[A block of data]
-- begin --

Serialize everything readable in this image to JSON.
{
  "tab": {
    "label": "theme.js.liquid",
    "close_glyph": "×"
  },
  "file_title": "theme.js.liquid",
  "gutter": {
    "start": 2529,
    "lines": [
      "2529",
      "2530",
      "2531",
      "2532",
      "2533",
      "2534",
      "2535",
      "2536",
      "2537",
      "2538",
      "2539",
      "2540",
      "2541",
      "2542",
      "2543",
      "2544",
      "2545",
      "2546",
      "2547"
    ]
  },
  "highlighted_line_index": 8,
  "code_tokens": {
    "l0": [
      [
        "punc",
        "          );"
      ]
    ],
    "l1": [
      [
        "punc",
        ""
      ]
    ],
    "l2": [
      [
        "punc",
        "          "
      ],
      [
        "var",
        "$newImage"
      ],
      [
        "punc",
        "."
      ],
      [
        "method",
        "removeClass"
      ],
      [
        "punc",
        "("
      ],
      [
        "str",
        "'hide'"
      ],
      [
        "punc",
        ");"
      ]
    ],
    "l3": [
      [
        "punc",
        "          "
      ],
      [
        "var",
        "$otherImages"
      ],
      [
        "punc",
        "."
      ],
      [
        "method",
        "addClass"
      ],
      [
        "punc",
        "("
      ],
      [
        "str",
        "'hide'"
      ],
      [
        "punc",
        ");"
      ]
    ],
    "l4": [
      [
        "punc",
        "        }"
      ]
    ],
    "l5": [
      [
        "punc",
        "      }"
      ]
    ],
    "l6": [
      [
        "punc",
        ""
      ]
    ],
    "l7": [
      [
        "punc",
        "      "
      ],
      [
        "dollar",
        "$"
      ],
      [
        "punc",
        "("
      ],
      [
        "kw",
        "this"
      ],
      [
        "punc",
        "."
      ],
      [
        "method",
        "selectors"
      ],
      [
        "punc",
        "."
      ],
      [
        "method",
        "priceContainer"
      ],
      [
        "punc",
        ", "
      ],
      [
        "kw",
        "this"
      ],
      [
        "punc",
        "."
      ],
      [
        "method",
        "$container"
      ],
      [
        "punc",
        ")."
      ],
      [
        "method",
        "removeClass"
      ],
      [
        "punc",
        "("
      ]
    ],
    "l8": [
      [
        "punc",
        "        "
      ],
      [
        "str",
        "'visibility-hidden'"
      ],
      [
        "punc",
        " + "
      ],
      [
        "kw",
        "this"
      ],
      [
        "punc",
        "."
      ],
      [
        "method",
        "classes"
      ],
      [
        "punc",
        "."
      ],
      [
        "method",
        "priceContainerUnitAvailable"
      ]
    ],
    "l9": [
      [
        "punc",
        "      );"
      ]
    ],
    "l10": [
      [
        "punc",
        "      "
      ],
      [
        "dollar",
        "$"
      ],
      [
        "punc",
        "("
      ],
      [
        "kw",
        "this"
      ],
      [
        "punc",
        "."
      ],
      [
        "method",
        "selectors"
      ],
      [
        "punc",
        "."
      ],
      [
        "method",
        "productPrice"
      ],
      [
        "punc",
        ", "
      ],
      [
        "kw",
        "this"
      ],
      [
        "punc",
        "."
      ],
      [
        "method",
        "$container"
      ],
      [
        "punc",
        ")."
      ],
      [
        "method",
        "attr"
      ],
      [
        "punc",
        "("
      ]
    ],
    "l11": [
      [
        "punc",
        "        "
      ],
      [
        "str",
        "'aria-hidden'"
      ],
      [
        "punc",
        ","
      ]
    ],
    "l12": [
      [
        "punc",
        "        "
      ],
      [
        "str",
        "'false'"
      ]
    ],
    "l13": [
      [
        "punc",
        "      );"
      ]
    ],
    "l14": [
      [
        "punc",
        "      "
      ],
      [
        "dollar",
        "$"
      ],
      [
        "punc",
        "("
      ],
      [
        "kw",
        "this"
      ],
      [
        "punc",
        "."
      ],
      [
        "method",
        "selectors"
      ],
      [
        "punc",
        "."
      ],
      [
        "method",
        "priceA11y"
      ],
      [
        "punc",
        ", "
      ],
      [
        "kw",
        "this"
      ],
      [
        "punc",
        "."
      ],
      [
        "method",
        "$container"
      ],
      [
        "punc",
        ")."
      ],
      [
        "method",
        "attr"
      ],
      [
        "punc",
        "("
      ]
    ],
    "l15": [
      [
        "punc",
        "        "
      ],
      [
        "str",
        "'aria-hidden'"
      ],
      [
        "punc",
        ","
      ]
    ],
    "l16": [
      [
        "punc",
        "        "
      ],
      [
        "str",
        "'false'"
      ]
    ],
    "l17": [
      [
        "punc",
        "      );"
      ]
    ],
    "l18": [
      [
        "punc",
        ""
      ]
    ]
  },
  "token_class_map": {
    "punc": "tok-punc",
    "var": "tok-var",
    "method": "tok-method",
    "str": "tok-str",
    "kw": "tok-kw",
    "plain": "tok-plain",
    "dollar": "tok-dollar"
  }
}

-- end --

Aim
Copy each entry exactly, with nothing added or dropped.

The solution
Serialize everything readable in this image to JSON.
{
  "tab": {
    "label": "theme.js.liquid",
    "close_glyph": "×"
  },
  "file_title": "theme.js.liquid",
  "gutter": {
    "start": 2529,
    "lines": [
      "2529",
      "2530",
      "2531",
      "2532",
      "2533",
      "2534",
      "2535",
      "2536",
      "2537",
      "2538",
      "2539",
      "2540",
      "2541",
      "2542",
      "2543",
      "2544",
      "2545",
      "2546",
      "2547"
    ]
  },
  "highlighted_line_index": 8,
  "code_tokens": {
    "l0": [
      [
        "punc",
        "          );"
      ]
    ],
    "l1": [
      [
        "punc",
        ""
      ]
    ],
    "l2": [
      [
        "punc",
        "          "
      ],
      [
        "var",
        "$newImage"
      ],
      [
        "punc",
        "."
      ],
      [
        "method",
        "removeClass"
      ],
      [
        "punc",
        "("
      ],
      [
        "str",
        "'hide'"
      ],
      [
        "punc",
        ");"
      ]
    ],
    "l3": [
      [
        "punc",
        "          "
      ],
      [
        "var",
        "$otherImages"
      ],
      [
        "punc",
        "."
      ],
      [
        "method",
        "addClass"
      ],
      [
        "punc",
        "("
      ],
      [
        "str",
        "'hide'"
      ],
      [
        "punc",
        ");"
      ]
    ],
    "l4": [
      [
        "punc",
        "        }"
      ]
    ],
    "l5": [
      [
        "punc",
        "      }"
      ]
    ],
    "l6": [
      [
        "punc",
        ""
      ]
    ],
    "l7": [
      [
        "punc",
        "      "
      ],
      [
        "dollar",
        "$"
      ],
      [
        "punc",
        "("
      ],
      [
        "kw",
        "this"
      ],
      [
        "punc",
        "."
      ],
      [
        "method",
        "selectors"
      ],
      [
        "punc",
        "."
      ],
      [
        "method",
        "priceContainer"
      ],
      [
        "punc",
        ", "
      ],
      [
        "kw",
        "this"
      ],
      [
        "punc",
        "."
      ],
      [
        "method",
        "$container"
      ],
      [
        "punc",
        ")."
      ],
      [
        "method",
        "removeClass"
      ],
      [
        "punc",
        "("
      ]
    ],
    "l8": [
      [
        "punc",
        "        "
      ],
      [
        "str",
        "'visibility-hidden'"
      ],
      [
        "punc",
        " + "
      ],
      [
        "kw",
        "this"
      ],
      [
        "punc",
        "."
      ],
      [
        "method",
        "classes"
      ],
      [
        "punc",
        "."
      ],
      [
        "method",
        "priceContainerUnitAvailable"
      ]
    ],
    "l9": [
      [
        "punc",
        "      );"
      ]
    ],
    "l10": [
      [
        "punc",
        "      "
      ],
      [
        "dollar",
        "$"
      ],
      [
        "punc",
        "("
      ],
      [
        "kw",
        "this"
      ],
      [
        "punc",
        "."
      ],
      [
        "method",
        "selectors"
      ],
      [
        "punc",
        "."
      ],
      [
        "method",
        "productPrice"
      ],
      [
        "punc",
        ", "
      ],
      [
        "kw",
        "this"
      ],
      [
        "punc",
        "."
      ],
      [
        "method",
        "$container"
      ],
      [
        "punc",
        ")."
      ],
      [
        "method",
        "attr"
      ],
      [
        "punc",
        "("
      ]
    ],
    "l11": [
      [
        "punc",
        "        "
      ],
      [
        "str",
        "'aria-hidden'"
      ],
      [
        "punc",
        ","
      ]
    ],
    "l12": [
      [
        "punc",
        "        "
      ],
      [
        "str",
        "'false'"
      ]
    ],
    "l13": [
      [
        "punc",
        "      );"
      ]
    ],
    "l14": [
      [
        "punc",
        "      "
      ],
      [
        "dollar",
        "$"
      ],
      [
        "punc",
        "("
      ],
      [
        "kw",
        "this"
      ],
      [
        "punc",
        "."
      ],
      [
        "method",
        "selectors"
      ],
      [
        "punc",
        "."
      ],
      [
        "method",
        "priceA11y"
      ],
      [
        "punc",
        ", "
      ],
      [
        "kw",
        "this"
      ],
      [
        "punc",
        "."
      ],
      [
        "method",
        "$container"
      ],
      [
        "punc",
        ")."
      ],
      [
        "method",
        "attr"
      ],
      [
        "punc",
        "("
      ]
    ],
    "l15": [
      [
        "punc",
        "        "
      ],
      [
        "str",
        "'aria-hidden'"
      ],
      [
        "punc",
        ","
      ]
    ],
    "l16": [
      [
        "punc",
        "        "
      ],
      [
        "str",
        "'false'"
      ]
    ],
    "l17": [
      [
        "punc",
        "      );"
      ]
    ],
    "l18": [
      [
        "punc",
        ""
      ]
    ]
  },
  "token_class_map": {
    "punc": "tok-punc",
    "var": "tok-var",
    "method": "tok-method",
    "str": "tok-str",
    "kw": "tok-kw",
    "plain": "tok-plain",
    "dollar": "tok-dollar"
  }
}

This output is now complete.